THE TASK →
Word for word, give the material below again, minus any images.

(Entries with figure data)
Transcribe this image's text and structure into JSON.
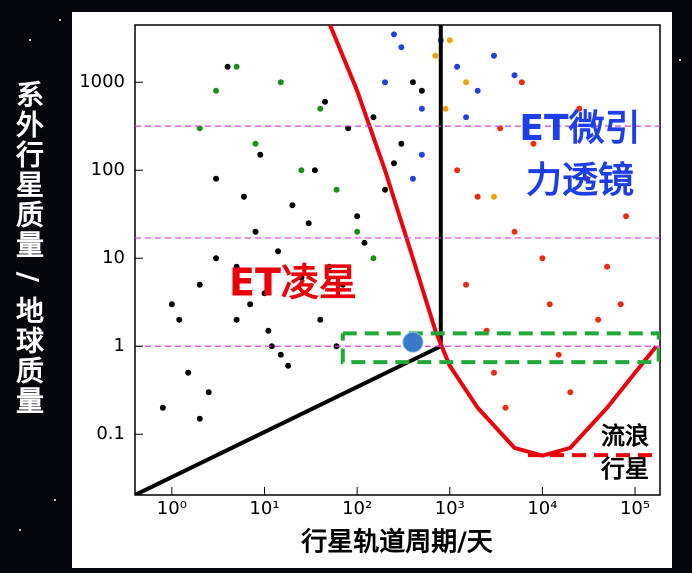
{
  "chart_data": {
    "type": "scatter",
    "x_label": "行星轨道周期/天",
    "y_label": "系外行星质量 / 地球质量",
    "log_x": true,
    "log_y": true,
    "xlim": [
      0.4,
      186000
    ],
    "ylim": [
      0.0204,
      4470
    ],
    "xticks": [
      {
        "value": 1,
        "label": "10⁰"
      },
      {
        "value": 10,
        "label": "10¹"
      },
      {
        "value": 100,
        "label": "10²"
      },
      {
        "value": 1000,
        "label": "10³"
      },
      {
        "value": 10000,
        "label": "10⁴"
      },
      {
        "value": 100000,
        "label": "10⁵"
      }
    ],
    "yticks": [
      0.1,
      1,
      10,
      100,
      1000
    ],
    "annotations": [
      "ET凌星",
      "ET微引",
      "力透镜",
      "流浪",
      "行星"
    ],
    "series": [
      {
        "color": "#000000",
        "x": [
          1,
          2,
          3,
          5,
          8,
          12,
          20,
          35,
          50,
          80,
          120,
          200,
          300,
          500,
          1.5,
          2.5,
          4,
          6,
          10,
          15,
          25,
          40,
          60,
          100,
          150,
          250,
          400,
          0.8,
          1.2,
          3,
          7,
          18,
          30,
          70,
          9,
          5,
          14,
          45,
          2,
          11
        ],
        "values": [
          3,
          5,
          10,
          2,
          20,
          1,
          40,
          100,
          8,
          300,
          15,
          60,
          200,
          800,
          0.5,
          0.3,
          1500,
          50,
          4,
          0.8,
          6,
          2,
          1,
          30,
          400,
          120,
          1000,
          0.2,
          2,
          80,
          3,
          0.6,
          25,
          5,
          150,
          8,
          12,
          600,
          0.15,
          1.5
        ]
      },
      {
        "color": "#1a8f1a",
        "x": [
          2,
          3,
          5,
          8,
          15,
          25,
          40,
          60,
          100,
          150
        ],
        "values": [
          300,
          800,
          1500,
          200,
          1000,
          100,
          500,
          60,
          20,
          10
        ]
      },
      {
        "color": "#2040e0",
        "x": [
          200,
          300,
          500,
          800,
          1200,
          2000,
          3000,
          500,
          400,
          1500,
          5000,
          250
        ],
        "values": [
          1000,
          2500,
          500,
          3000,
          1500,
          800,
          2000,
          150,
          80,
          400,
          1200,
          3500
        ]
      },
      {
        "color": "#f02a10",
        "x": [
          1500,
          2000,
          3000,
          5000,
          8000,
          12000,
          20000,
          30000,
          50000,
          80000,
          1200,
          4000,
          6000,
          15000,
          25000,
          40000,
          2500,
          10000,
          3500,
          70000
        ],
        "values": [
          5,
          50,
          0.5,
          20,
          200,
          3,
          0.3,
          80,
          8,
          30,
          100,
          0.2,
          1000,
          0.8,
          500,
          2,
          1.5,
          10,
          300,
          3
        ]
      },
      {
        "color": "#f5a000",
        "x": [
          1000,
          1500,
          3000,
          700,
          900
        ],
        "values": [
          3000,
          1000,
          50,
          2000,
          500
        ]
      }
    ],
    "lines": [
      {
        "color": "#000000",
        "x": [
          0.4,
          800,
          800
        ],
        "values": [
          0.0204,
          1,
          4470
        ]
      },
      {
        "color": "#e8000b",
        "x": [
          51,
          100,
          200,
          400,
          700,
          1000,
          2000,
          5000,
          10000,
          20000,
          50000,
          100000,
          170000
        ],
        "values": [
          4467,
          800,
          100,
          10,
          1.5,
          0.6,
          0.2,
          0.07,
          0.057,
          0.07,
          0.2,
          0.5,
          1
        ]
      },
      {
        "color": "#d040d0",
        "dashed": true,
        "x": [
          0.4,
          186000
        ],
        "values": [
          317,
          317
        ]
      },
      {
        "color": "#d040d0",
        "dashed": true,
        "x": [
          0.4,
          186000
        ],
        "values": [
          17,
          17
        ]
      },
      {
        "color": "#d040d0",
        "dashed": true,
        "x": [
          0.4,
          186000
        ],
        "values": [
          1,
          1
        ]
      },
      {
        "color": "#22a83a",
        "dashed": true,
        "x": [
          70,
          180000,
          180000,
          70,
          70
        ],
        "values": [
          1.4,
          1.4,
          0.66,
          0.66,
          1.4
        ]
      },
      {
        "color": "#e8000b",
        "dashed": true,
        "x": [
          7000,
          180000
        ],
        "values": [
          0.058,
          0.058
        ]
      }
    ]
  }
}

SOLUTION TO THIS PROBLEM →
Transcribe this image's text and structure into JSON.
{
  "chart_data": {
    "type": "scatter",
    "x_label": "行星轨道周期/天",
    "y_label": "系外行星质量 / 地球质量",
    "log_x": true,
    "log_y": true,
    "xlim": [
      0.4,
      186000
    ],
    "ylim": [
      0.0204,
      4470
    ],
    "xticks": [
      {
        "value": 1,
        "label": "10⁰"
      },
      {
        "value": 10,
        "label": "10¹"
      },
      {
        "value": 100,
        "label": "10²"
      },
      {
        "value": 1000,
        "label": "10³"
      },
      {
        "value": 10000,
        "label": "10⁴"
      },
      {
        "value": 100000,
        "label": "10⁵"
      }
    ],
    "yticks": [
      0.1,
      1,
      10,
      100,
      1000
    ],
    "annotations": [
      "ET凌星",
      "ET微引",
      "力透镜",
      "流浪",
      "行星"
    ],
    "series": [
      {
        "color": "#000000",
        "x": [
          1,
          2,
          3,
          5,
          8,
          12,
          20,
          35,
          50,
          80,
          120,
          200,
          300,
          500,
          1.5,
          2.5,
          4,
          6,
          10,
          15,
          25,
          40,
          60,
          100,
          150,
          250,
          400,
          0.8,
          1.2,
          3,
          7,
          18,
          30,
          70,
          9,
          5,
          14,
          45,
          2,
          11
        ],
        "values": [
          3,
          5,
          10,
          2,
          20,
          1,
          40,
          100,
          8,
          300,
          15,
          60,
          200,
          800,
          0.5,
          0.3,
          1500,
          50,
          4,
          0.8,
          6,
          2,
          1,
          30,
          400,
          120,
          1000,
          0.2,
          2,
          80,
          3,
          0.6,
          25,
          5,
          150,
          8,
          12,
          600,
          0.15,
          1.5
        ]
      },
      {
        "color": "#1a8f1a",
        "x": [
          2,
          3,
          5,
          8,
          15,
          25,
          40,
          60,
          100,
          150
        ],
        "values": [
          300,
          800,
          1500,
          200,
          1000,
          100,
          500,
          60,
          20,
          10
        ]
      },
      {
        "color": "#2040e0",
        "x": [
          200,
          300,
          500,
          800,
          1200,
          2000,
          3000,
          500,
          400,
          1500,
          5000,
          250
        ],
        "values": [
          1000,
          2500,
          500,
          3000,
          1500,
          800,
          2000,
          150,
          80,
          400,
          1200,
          3500
        ]
      },
      {
        "color": "#f02a10",
        "x": [
          1500,
          2000,
          3000,
          5000,
          8000,
          12000,
          20000,
          30000,
          50000,
          80000,
          1200,
          4000,
          6000,
          15000,
          25000,
          40000,
          2500,
          10000,
          3500,
          70000
        ],
        "values": [
          5,
          50,
          0.5,
          20,
          200,
          3,
          0.3,
          80,
          8,
          30,
          100,
          0.2,
          1000,
          0.8,
          500,
          2,
          1.5,
          10,
          300,
          3
        ]
      },
      {
        "color": "#f5a000",
        "x": [
          1000,
          1500,
          3000,
          700,
          900
        ],
        "values": [
          3000,
          1000,
          50,
          2000,
          500
        ]
      }
    ],
    "lines": [
      {
        "color": "#000000",
        "x": [
          0.4,
          800,
          800
        ],
        "values": [
          0.0204,
          1,
          4470
        ]
      },
      {
        "color": "#e8000b",
        "x": [
          51,
          100,
          200,
          400,
          700,
          1000,
          2000,
          5000,
          10000,
          20000,
          50000,
          100000,
          170000
        ],
        "values": [
          4467,
          800,
          100,
          10,
          1.5,
          0.6,
          0.2,
          0.07,
          0.057,
          0.07,
          0.2,
          0.5,
          1
        ]
      },
      {
        "color": "#d040d0",
        "dashed": true,
        "x": [
          0.4,
          186000
        ],
        "values": [
          317,
          317
        ]
      },
      {
        "color": "#d040d0",
        "dashed": true,
        "x": [
          0.4,
          186000
        ],
        "values": [
          17,
          17
        ]
      },
      {
        "color": "#d040d0",
        "dashed": true,
        "x": [
          0.4,
          186000
        ],
        "values": [
          1,
          1
        ]
      },
      {
        "color": "#22a83a",
        "dashed": true,
        "x": [
          70,
          180000,
          180000,
          70,
          70
        ],
        "values": [
          1.4,
          1.4,
          0.66,
          0.66,
          1.4
        ]
      },
      {
        "color": "#e8000b",
        "dashed": true,
        "x": [
          7000,
          180000
        ],
        "values": [
          0.058,
          0.058
        ]
      }
    ]
  }
}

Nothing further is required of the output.